* INSTRUCTION *
Below are records. Copy every line with "النفقة" in it.

----- SUPPLIED RECORDS -----

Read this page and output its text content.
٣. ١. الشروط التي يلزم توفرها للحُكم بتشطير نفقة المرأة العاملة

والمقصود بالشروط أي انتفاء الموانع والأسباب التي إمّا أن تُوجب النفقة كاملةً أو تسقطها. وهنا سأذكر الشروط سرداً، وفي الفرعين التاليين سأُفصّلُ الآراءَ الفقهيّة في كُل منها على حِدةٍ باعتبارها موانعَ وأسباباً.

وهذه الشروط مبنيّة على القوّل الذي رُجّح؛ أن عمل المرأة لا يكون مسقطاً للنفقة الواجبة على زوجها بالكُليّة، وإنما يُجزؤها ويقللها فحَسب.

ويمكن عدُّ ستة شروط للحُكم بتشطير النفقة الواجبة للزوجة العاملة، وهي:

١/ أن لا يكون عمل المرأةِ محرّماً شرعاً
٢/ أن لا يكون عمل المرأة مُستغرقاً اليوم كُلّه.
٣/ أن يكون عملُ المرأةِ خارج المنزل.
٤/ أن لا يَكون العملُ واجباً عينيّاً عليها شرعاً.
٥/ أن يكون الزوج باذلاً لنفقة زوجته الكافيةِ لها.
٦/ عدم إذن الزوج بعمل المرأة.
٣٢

-----
----- SUPPLIED RECORDS -----

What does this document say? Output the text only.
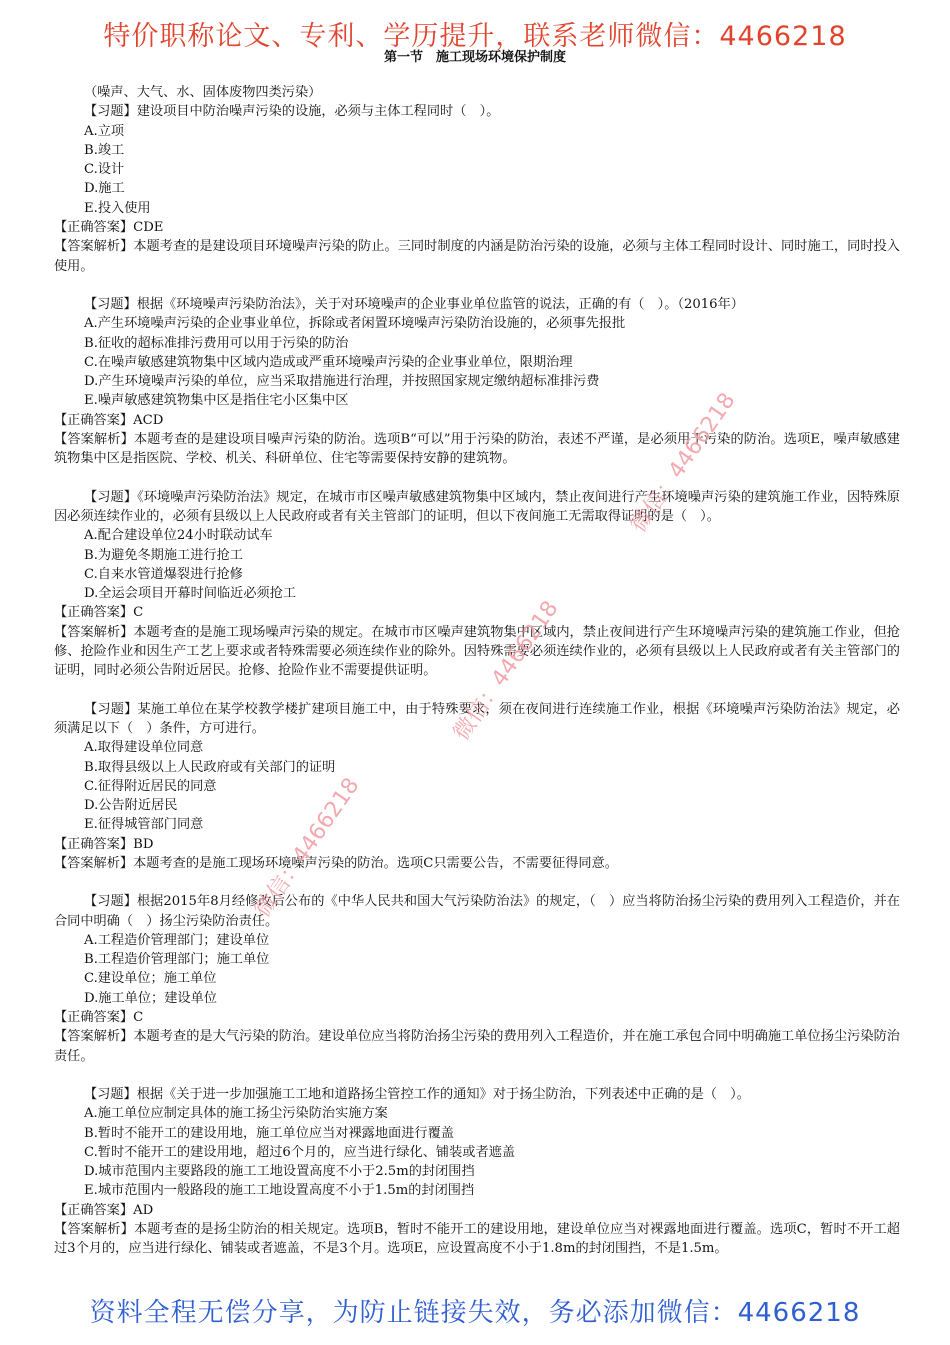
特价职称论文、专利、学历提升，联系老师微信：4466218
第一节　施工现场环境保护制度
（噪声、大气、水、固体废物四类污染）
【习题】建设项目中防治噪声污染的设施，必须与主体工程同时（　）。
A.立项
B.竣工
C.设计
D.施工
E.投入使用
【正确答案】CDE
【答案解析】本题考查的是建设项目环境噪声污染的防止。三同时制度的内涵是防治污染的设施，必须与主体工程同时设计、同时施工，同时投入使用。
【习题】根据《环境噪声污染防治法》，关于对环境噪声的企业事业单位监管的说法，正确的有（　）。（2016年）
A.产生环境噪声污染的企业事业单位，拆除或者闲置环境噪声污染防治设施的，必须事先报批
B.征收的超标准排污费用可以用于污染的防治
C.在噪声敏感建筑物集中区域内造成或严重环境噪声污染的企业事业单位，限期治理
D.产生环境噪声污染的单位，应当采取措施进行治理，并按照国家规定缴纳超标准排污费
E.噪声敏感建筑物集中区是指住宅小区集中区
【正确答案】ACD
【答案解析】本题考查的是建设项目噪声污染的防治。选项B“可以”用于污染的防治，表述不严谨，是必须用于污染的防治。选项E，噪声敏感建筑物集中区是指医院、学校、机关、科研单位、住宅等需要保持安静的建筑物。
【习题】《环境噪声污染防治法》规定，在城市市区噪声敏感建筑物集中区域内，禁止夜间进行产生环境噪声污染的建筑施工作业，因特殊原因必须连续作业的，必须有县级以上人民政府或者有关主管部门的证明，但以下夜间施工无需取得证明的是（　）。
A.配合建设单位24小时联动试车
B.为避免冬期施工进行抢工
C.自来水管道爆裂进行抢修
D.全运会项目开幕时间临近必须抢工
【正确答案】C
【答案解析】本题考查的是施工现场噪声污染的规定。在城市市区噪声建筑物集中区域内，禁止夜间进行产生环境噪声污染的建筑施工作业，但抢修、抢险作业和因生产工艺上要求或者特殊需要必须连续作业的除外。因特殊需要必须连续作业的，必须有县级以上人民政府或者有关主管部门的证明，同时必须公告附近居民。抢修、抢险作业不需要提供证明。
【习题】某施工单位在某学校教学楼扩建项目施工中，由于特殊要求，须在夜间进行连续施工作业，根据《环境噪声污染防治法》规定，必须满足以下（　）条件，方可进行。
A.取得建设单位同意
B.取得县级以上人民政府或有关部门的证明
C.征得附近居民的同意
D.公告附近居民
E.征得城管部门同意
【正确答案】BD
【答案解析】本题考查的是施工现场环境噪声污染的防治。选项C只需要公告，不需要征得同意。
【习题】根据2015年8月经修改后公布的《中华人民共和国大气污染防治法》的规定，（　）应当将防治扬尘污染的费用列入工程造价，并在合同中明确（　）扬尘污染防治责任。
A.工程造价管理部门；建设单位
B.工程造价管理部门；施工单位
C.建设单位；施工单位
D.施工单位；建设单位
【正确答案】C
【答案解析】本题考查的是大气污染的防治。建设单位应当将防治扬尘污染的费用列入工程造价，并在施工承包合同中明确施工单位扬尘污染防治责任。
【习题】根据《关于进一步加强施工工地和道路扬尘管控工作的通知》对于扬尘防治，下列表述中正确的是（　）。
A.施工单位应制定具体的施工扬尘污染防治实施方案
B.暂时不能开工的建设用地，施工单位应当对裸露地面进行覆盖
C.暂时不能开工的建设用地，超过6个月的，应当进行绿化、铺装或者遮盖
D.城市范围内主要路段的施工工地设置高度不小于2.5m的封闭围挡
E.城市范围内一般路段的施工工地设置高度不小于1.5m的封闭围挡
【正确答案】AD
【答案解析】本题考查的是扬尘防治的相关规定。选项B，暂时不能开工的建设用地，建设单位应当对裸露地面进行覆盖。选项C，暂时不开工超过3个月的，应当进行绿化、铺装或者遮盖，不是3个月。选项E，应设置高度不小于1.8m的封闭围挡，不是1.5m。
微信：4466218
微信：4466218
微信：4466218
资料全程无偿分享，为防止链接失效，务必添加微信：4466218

-----

* EXPECTED ANSWER *
والمقصود بالشروط أي انتفاء الموانع والأسباب التي إمّا أن تُوجب النفقة كاملةً أو تسقطها. وهنا سأذكر الشروط سرداً، وفي الفرعين التاليين سأُفصّلُ الآراءَ الفقهيّة في كُل منها على حِدةٍ باعتبارها موانعَ وأسباباً.
ويمكن عدُّ ستة شروط للحُكم بتشطير النفقة الواجبة للزوجة العاملة، وهي:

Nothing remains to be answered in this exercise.